WORKING DATA:
========================================

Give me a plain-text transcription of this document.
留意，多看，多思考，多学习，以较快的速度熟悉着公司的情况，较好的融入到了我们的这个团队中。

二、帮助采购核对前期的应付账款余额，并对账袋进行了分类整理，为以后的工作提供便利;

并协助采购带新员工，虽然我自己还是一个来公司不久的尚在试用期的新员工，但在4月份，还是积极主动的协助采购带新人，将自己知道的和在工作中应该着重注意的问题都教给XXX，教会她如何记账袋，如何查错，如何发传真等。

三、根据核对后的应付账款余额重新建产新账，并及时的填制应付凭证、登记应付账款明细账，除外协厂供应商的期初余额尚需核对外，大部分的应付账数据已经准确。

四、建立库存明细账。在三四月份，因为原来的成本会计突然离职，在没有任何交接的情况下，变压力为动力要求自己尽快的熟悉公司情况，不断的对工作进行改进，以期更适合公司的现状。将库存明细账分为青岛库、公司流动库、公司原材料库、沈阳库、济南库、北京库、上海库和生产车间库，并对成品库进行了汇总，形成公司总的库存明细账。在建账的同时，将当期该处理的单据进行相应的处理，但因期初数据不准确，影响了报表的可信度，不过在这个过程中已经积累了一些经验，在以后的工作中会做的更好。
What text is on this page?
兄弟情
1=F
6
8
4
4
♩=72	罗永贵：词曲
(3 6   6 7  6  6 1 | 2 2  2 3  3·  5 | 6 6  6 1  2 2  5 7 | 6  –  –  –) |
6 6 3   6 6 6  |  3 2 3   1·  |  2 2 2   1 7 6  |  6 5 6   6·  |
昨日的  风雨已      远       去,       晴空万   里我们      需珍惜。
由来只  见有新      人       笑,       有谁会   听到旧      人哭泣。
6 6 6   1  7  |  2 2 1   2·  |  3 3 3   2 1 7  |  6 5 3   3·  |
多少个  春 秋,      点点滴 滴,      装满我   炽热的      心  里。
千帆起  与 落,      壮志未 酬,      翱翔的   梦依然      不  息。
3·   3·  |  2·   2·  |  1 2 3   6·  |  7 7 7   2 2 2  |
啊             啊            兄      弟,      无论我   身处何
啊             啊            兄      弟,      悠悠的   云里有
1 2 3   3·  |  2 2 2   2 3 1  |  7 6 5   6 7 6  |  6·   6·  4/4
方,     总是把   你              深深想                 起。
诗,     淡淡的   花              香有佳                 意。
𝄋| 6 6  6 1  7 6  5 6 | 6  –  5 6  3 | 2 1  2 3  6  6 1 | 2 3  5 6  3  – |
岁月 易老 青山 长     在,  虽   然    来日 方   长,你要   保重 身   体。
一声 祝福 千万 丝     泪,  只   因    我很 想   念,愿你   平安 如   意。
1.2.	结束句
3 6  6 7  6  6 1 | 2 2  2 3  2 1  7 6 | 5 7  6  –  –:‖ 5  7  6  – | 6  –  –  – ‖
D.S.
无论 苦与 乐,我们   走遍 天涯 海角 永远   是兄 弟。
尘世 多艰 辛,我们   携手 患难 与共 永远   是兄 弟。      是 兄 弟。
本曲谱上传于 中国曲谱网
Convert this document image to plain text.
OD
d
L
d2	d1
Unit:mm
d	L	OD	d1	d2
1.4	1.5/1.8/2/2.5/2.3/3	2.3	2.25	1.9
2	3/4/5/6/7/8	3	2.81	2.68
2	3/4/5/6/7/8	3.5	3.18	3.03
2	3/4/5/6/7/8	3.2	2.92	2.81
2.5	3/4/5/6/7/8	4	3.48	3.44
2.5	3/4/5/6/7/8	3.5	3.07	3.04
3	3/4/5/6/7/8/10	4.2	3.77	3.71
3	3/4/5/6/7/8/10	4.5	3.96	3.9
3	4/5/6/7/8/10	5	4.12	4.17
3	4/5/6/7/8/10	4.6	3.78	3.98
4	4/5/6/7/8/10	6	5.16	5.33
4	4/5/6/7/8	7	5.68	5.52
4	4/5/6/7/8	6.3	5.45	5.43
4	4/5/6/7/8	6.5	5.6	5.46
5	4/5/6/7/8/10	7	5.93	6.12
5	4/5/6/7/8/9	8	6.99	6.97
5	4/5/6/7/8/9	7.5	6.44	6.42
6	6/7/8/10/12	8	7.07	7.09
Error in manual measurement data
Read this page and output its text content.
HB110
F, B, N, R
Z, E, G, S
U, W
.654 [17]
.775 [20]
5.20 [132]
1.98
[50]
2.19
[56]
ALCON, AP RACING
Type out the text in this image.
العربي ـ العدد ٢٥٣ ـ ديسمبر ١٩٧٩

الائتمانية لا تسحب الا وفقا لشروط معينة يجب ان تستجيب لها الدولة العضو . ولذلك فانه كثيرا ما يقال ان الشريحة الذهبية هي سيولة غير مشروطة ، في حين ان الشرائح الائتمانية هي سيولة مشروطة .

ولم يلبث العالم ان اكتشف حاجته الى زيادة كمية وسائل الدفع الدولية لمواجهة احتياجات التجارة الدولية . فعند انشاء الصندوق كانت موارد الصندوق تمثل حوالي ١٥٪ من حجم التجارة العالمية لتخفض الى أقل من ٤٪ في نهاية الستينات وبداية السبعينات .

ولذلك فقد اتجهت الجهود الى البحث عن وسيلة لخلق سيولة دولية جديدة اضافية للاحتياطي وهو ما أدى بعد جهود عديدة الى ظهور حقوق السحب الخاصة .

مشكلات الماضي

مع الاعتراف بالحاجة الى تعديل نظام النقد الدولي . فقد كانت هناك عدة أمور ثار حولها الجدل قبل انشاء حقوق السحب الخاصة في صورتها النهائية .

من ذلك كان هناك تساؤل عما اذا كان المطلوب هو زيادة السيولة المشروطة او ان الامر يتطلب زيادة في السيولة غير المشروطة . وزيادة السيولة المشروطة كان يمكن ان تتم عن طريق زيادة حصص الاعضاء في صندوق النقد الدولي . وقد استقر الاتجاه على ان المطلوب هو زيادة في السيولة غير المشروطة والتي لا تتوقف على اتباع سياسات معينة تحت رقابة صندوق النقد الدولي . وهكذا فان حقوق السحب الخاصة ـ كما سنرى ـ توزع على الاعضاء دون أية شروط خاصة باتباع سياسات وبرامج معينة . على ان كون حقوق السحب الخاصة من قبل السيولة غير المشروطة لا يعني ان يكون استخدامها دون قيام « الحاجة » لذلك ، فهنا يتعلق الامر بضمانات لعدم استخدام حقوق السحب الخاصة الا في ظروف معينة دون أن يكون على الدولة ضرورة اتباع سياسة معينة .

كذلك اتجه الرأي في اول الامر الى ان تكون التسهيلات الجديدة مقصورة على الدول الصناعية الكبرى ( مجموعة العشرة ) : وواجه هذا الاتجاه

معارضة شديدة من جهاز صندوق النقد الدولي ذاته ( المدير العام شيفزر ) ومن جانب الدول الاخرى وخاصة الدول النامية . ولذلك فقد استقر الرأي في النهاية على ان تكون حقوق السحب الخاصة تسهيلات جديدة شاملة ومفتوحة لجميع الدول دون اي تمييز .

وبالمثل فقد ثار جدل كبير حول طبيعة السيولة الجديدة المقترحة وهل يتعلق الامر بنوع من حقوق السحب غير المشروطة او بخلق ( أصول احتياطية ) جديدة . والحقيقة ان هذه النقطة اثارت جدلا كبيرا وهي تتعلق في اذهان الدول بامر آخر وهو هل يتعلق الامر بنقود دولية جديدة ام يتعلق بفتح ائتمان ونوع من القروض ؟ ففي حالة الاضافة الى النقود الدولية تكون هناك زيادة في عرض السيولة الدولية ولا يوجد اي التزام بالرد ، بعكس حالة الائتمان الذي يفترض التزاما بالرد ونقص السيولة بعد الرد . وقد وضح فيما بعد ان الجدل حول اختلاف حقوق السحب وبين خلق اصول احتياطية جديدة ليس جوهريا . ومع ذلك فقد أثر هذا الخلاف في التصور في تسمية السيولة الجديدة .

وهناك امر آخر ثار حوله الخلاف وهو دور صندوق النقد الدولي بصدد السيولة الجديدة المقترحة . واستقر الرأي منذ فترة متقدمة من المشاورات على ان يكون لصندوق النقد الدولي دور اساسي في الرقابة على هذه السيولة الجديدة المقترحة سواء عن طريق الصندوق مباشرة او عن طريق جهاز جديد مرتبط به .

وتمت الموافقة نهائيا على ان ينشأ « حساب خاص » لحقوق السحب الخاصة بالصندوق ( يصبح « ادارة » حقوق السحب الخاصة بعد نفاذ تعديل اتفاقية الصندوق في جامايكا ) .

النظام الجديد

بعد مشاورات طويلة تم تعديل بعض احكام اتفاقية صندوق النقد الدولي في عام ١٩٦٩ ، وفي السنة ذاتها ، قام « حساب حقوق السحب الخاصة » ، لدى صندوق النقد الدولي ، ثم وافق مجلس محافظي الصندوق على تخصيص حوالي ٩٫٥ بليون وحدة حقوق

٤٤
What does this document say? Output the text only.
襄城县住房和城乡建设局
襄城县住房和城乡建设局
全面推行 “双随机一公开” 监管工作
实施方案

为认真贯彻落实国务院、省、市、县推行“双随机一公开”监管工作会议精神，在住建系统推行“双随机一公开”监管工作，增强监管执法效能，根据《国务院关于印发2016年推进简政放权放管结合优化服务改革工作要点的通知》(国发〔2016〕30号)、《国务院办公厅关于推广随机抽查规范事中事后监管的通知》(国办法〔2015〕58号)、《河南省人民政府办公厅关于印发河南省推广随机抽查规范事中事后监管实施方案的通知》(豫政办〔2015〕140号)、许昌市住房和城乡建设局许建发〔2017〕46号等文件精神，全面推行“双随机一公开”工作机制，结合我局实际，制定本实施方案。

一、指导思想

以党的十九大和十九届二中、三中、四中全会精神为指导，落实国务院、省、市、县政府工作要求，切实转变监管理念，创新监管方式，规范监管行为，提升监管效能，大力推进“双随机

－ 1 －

========================================

WORK INSTRUCTIONS: Return precisely the lines of the records, starting with the line that holds "What does this" and ending with the last one.

CORRECT OUTPUT:
What does this document say? Output the text only.
襄城县住房和城乡建设局
襄城县住房和城乡建设局
全面推行 “双随机一公开” 监管工作
实施方案

为认真贯彻落实国务院、省、市、县推行“双随机一公开”监管工作会议精神，在住建系统推行“双随机一公开”监管工作，增强监管执法效能，根据《国务院关于印发2016年推进简政放权放管结合优化服务改革工作要点的通知》(国发〔2016〕30号)、《国务院办公厅关于推广随机抽查规范事中事后监管的通知》(国办法〔2015〕58号)、《河南省人民政府办公厅关于印发河南省推广随机抽查规范事中事后监管实施方案的通知》(豫政办〔2015〕140号)、许昌市住房和城乡建设局许建发〔2017〕46号等文件精神，全面推行“双随机一公开”工作机制，结合我局实际，制定本实施方案。

一、指导思想

以党的十九大和十九届二中、三中、四中全会精神为指导，落实国务院、省、市、县政府工作要求，切实转变监管理念，创新监管方式，规范监管行为，提升监管效能，大力推进“双随机

－ 1 －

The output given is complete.